* _EXERCISE REQUIREMENTS_
Work out how many lines in the listing below include the word "lenses". Give nothing but the number.

* _PROVIDED RECORDS_
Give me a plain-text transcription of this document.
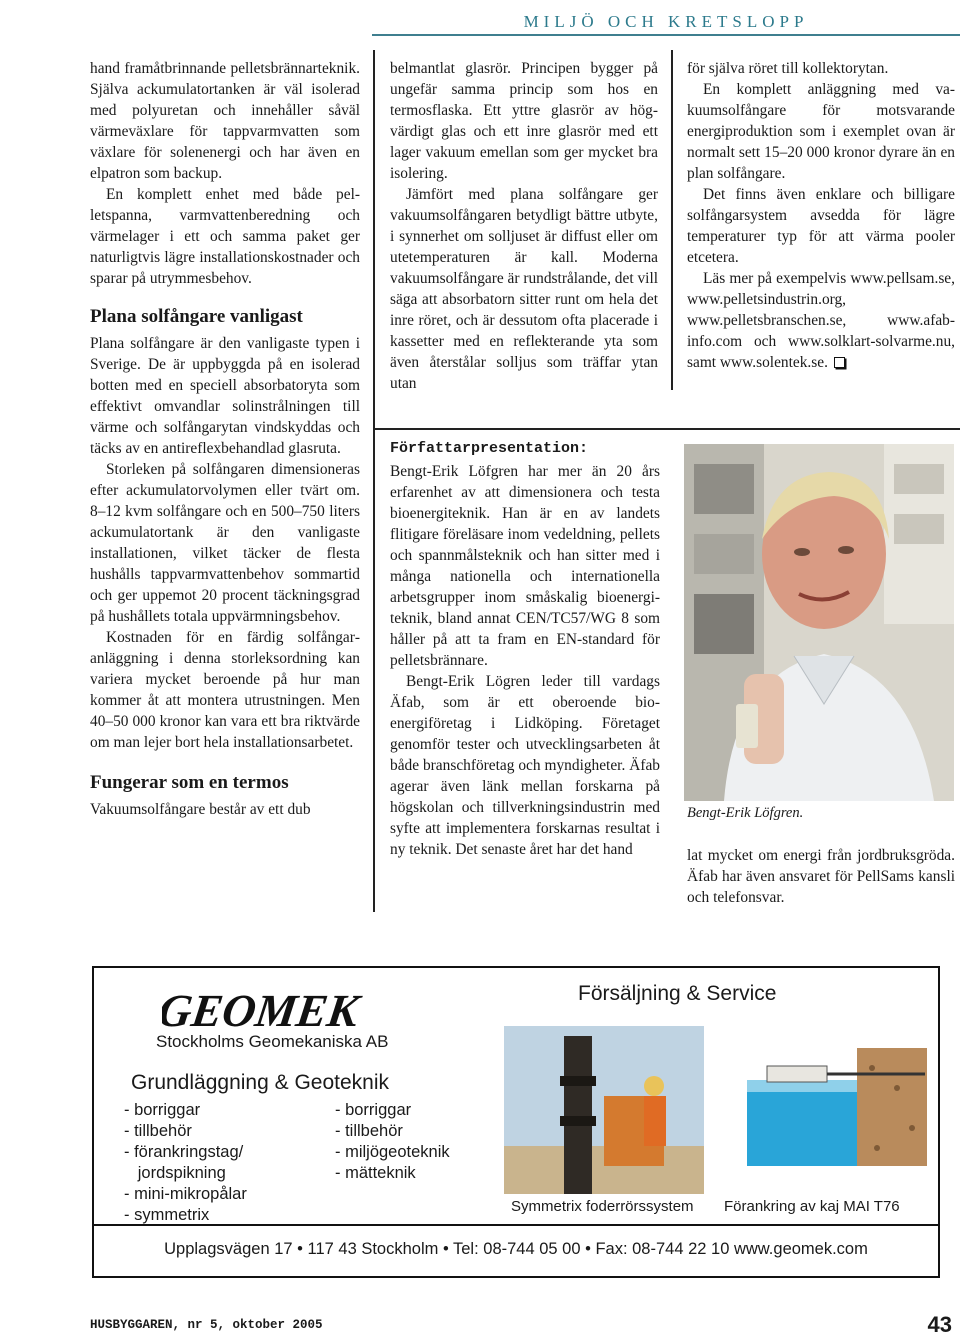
MILJÖ OCH KRETSLOPP

hand framåtbrinnande pelletsbrännarteknik. Själva ackumulatortanken är väl isolerad med polyuretan och innehåller såväl värmeväxlare för tappvarmvatten som växlare för solenenergi och har även en elpatron som backup.

En komplett enhet med både pelletspanna, varmvattenberedning och värmelager i ett och samma paket ger naturligtvis lägre installationskostnader och sparar på utrymmesbehov.

Plana solfångare vanligast

Plana solfångare är den vanligaste typen i Sverige. De är uppbyggda på en isolerad botten med en speciell absorbatoryta som effektivt omvandlar solinstrålningen till värme och solfångarytan vindskyddas och täcks av en antireflexbehandlad glasruta.

Storleken på solfångaren dimensioneras efter ackumulatorvolymen eller tvärt om. 8–12 kvm solfångare och en 500–750 liters ackumulatortank är den vanligaste installationen, vilket täcker de flesta hushålls tappvarmvattenbehov sommartid och ger uppemot 20 procent täckningsgrad på hushållets totala uppvärmningsbehov.

Kostnaden för en färdig solfångaranläggning i denna storleksordning kan variera mycket beroende på hur man kommer åt att montera utrustningen. Men 40–50 000 kronor kan vara ett bra riktvärde om man lejer bort hela installationsarbetet.

Fungerar som en termos

Vakuumsolfångare består av ett dub

belmantlat glasrör. Principen bygger på ungefär samma princip som hos en termosflaska. Ett yttre glasrör av högvärdigt glas och ett inre glasrör med ett lager vakuum emellan som ger mycket bra isolering.

Jämfört med plana solfångare ger vakuumsolfångaren betydligt bättre utbyte, i synnerhet om solljuset är diffust eller om utetemperaturen är kall. Moderna vakuumsolfångare är rundstrålande, det vill säga att absorbatorn sitter runt om hela det inre röret, och är dessutom ofta placerade i kassetter med en reflekterande yta som även återstålar solljus som träffar ytan utan

för själva röret till kollektorytan.

En komplett anläggning med vakuumsolfångare för motsvarande energiproduktion som i exemplet ovan är normalt sett 15–20 000 kronor dyrare än en plan solfångare.

Det finns även enklare och billigare solfångarsystem avsedda för lägre temperaturer typ för att värma pooler etcetera.

Läs mer på exempelvis www.pellsam.se, www.pelletsindustrin.org, www.pelletsbranschen.se, www.afabinfo.com och www.solklart-solvarme.nu, samt www.solentek.se.

Författarpresentation:

Bengt-Erik Löfgren har mer än 20 års erfarenhet av att dimensionera och testa bioenergiteknik. Han är en av landets flitigare föreläsare inom vedeldning, pellets och spannmålsteknik och han sitter med i många nationella och internationella arbetsgrupper inom småskalig bioenergiteknik, bland annat CEN/TC57/WG 8 som håller på att ta fram en EN-standard för pelletsbrännare.

Bengt-Erik Lögren leder till vardags Äfab, som är ett oberoende bioenergiföretag i Lidköping. Företaget genomför tester och utvecklingsarbeten åt både branschföretag och myndigheter. Äfab agerar även länk mellan forskarna på högskolan och tillverkningsindustrin med syfte att implementera forskarnas resultat i ny teknik. Det senaste året har det hand

Bengt-Erik Löfgren.
lat mycket om energi från jordbruksgröda. Äfab har även ansvaret för PellSams kansli och telefonsvar.
GEOMEK
Stockholms Geomekaniska AB
Grundläggning & Geoteknik
- borriggar
- tillbehör
- förankringstag/
jordspikning
- mini-mikropålar
- symmetrix
- borriggar
- tillbehör
- miljögeoteknik
- mätteknik
Försäljning & Service
Symmetrix foderrörssystem Förankring av kaj MAI T76
Upplagsvägen 17 • 117 43 Stockholm • Tel: 08-744 05 00 • Fax: 08-744 22 10 www.geomek.com
HUSBYGGAREN, nr 5, oktober 2005	43
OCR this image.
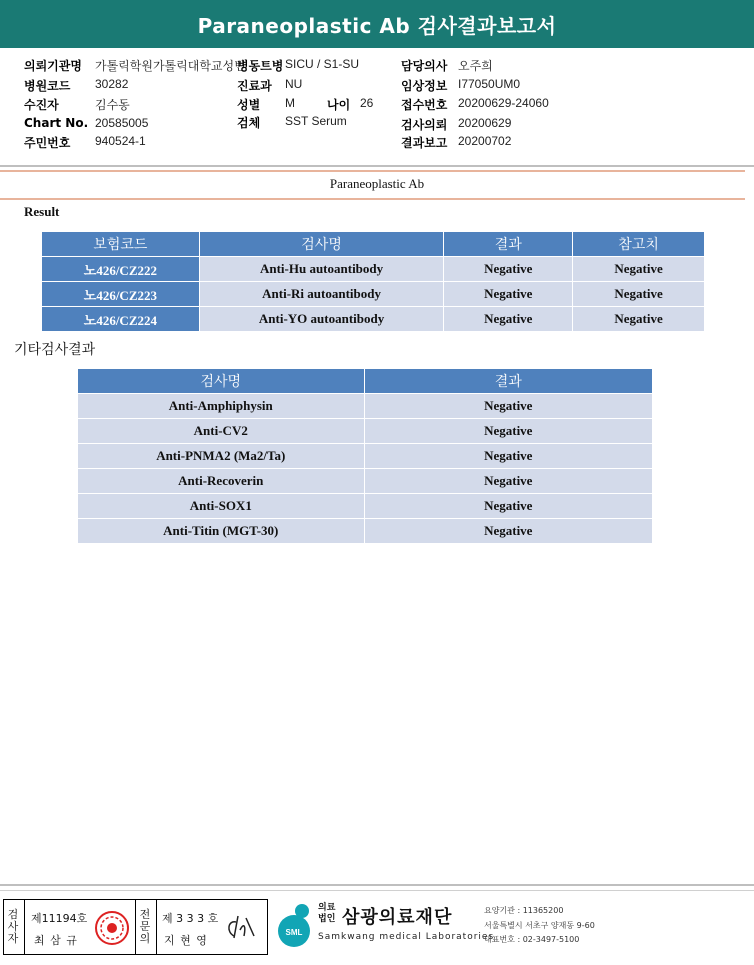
Paraneoplastic Ab 검사결과보고서
의뢰기관명 가톨릭학원가톨릭대학교성빈
병동트병 SICU / S1-SU	담당의사 오주희
병원코드 30282	진료과 NU	임상정보 I77050UM0
수진자	김수동	성별 M	나이 26 접수번호 20200629-24060
Chart No. 20585005	검체 SST Serum	검사의뢰 20200629
주민번호 940524-1	결과보고 20200702
Paraneoplastic Ab
Result
보험코드	검사명	결과	참고치
노426/CZ222	Anti-Hu autoantibody	Negative	Negative
노426/CZ223	Anti-Ri autoantibody	Negative	Negative
노426/CZ224	Anti-YO autoantibody	Negative	Negative
기타검사결과
검사명	결과
Anti-Amphiphysin	Negative
Anti-CV2	Negative
Anti-PNMA2 (Ma2/Ta)	Negative
Anti-Recoverin	Negative
Anti-SOX1	Negative
Anti-Titin (MGT-30)	Negative
검사자
제11194호
최 삼 규
전문의
제 3 3 3 호
지 현 영
SML
의료
법인 삼광의료재단
Samkwang medical Laboratories
요양기관 : 11365200
서울특별시 서초구 양재동 9-60
대표번호 : 02-3497-5100
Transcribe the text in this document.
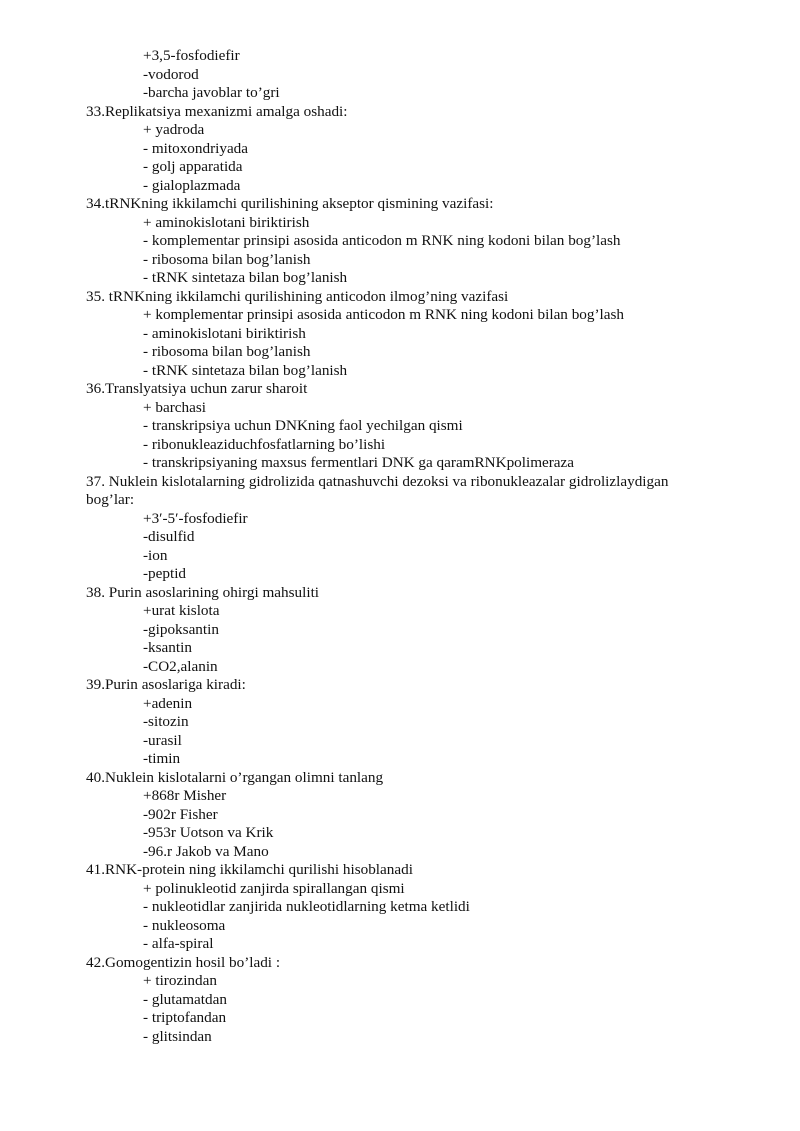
+3,5-fosfodiefir
-vodorod
-barcha javoblar to’gri
33.Replikatsiya mexanizmi amalga oshadi:
+ yadroda
- mitoxondriyada
- golj apparatida
- gialoplazmada
34.tRNKning ikkilamchi qurilishining akseptor qismining vazifasi:
+ aminokislotani biriktirish
- komplementar prinsipi asosida anticodon m RNK ning kodoni bilan bog’lash
- ribosoma bilan bog’lanish
- tRNK sintetaza bilan bog’lanish
35. tRNKning ikkilamchi qurilishining anticodon ilmog’ning vazifasi
+ komplementar prinsipi asosida anticodon m RNK ning kodoni bilan bog’lash
- aminokislotani biriktirish
- ribosoma bilan bog’lanish
- tRNK sintetaza bilan bog’lanish
36.Translyatsiya uchun zarur sharoit
+ barchasi
- transkripsiya uchun DNKning faol yechilgan qismi
- ribonukleaziduchfosfatlarning bo’lishi
- transkripsiyaning maxsus fermentlari DNK ga qaramRNKpolimeraza
37. Nuklein kislotalarning gidrolizida qatnashuvchi dezoksi va ribonukleazalar gidrolizlaydigan bog’lar:
+3′-5′-fosfodiefir
-disulfid
-ion
-peptid
38. Purin asoslarining ohirgi mahsuliti
+urat kislota
-gipoksantin
-ksantin
-CO2,alanin
39.Purin asoslariga kiradi:
+adenin
-sitozin
-urasil
-timin
40.Nuklein kislotalarni o’rgangan olimni tanlang
+868r Misher
-902r Fisher
-953r Uotson va Krik
-96.r Jakob va Mano
41.RNK-protein ning ikkilamchi qurilishi hisoblanadi
+ polinukleotid zanjirda spirallangan qismi
- nukleotidlar zanjirida nukleotidlarning ketma ketlidi
- nukleosoma
- alfa-spiral
42.Gomogentizin hosil bo’ladi :
+ tirozindan
- glutamatdan
- triptofandan
- glitsindan
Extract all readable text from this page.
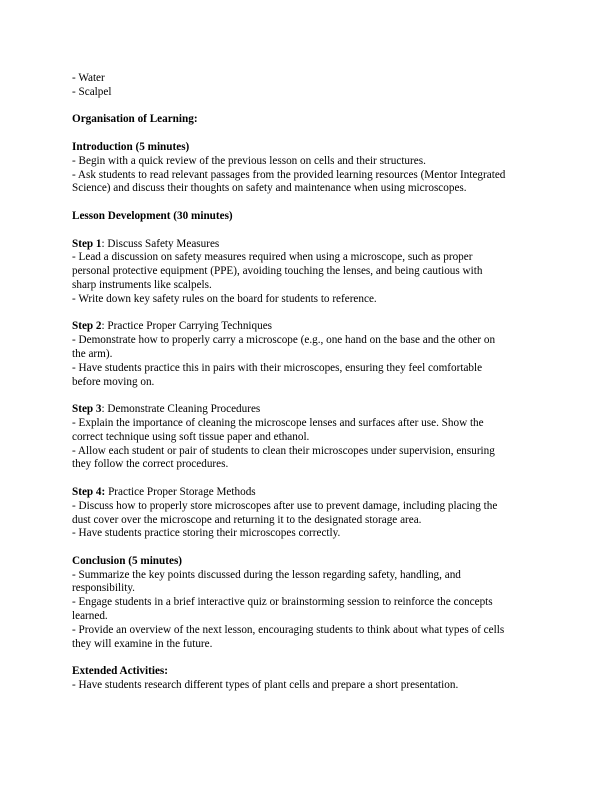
- Water
- Scalpel
Organisation of Learning:
Introduction (5 minutes)
- Begin with a quick review of the previous lesson on cells and their structures.
- Ask students to read relevant passages from the provided learning resources (Mentor Integrated
Science) and discuss their thoughts on safety and maintenance when using microscopes.
Lesson Development (30 minutes)
Step 1: Discuss Safety Measures
- Lead a discussion on safety measures required when using a microscope, such as proper
personal protective equipment (PPE), avoiding touching the lenses, and being cautious with
sharp instruments like scalpels.
- Write down key safety rules on the board for students to reference.
Step 2: Practice Proper Carrying Techniques
- Demonstrate how to properly carry a microscope (e.g., one hand on the base and the other on
the arm).
- Have students practice this in pairs with their microscopes, ensuring they feel comfortable
before moving on.
Step 3: Demonstrate Cleaning Procedures
- Explain the importance of cleaning the microscope lenses and surfaces after use. Show the
correct technique using soft tissue paper and ethanol.
- Allow each student or pair of students to clean their microscopes under supervision, ensuring
they follow the correct procedures.
Step 4: Practice Proper Storage Methods
- Discuss how to properly store microscopes after use to prevent damage, including placing the
dust cover over the microscope and returning it to the designated storage area.
- Have students practice storing their microscopes correctly.
Conclusion (5 minutes)
- Summarize the key points discussed during the lesson regarding safety, handling, and
responsibility.
- Engage students in a brief interactive quiz or brainstorming session to reinforce the concepts
learned.
- Provide an overview of the next lesson, encouraging students to think about what types of cells
they will examine in the future.
Extended Activities:
- Have students research different types of plant cells and prepare a short presentation.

* _FINISHED TASK_
2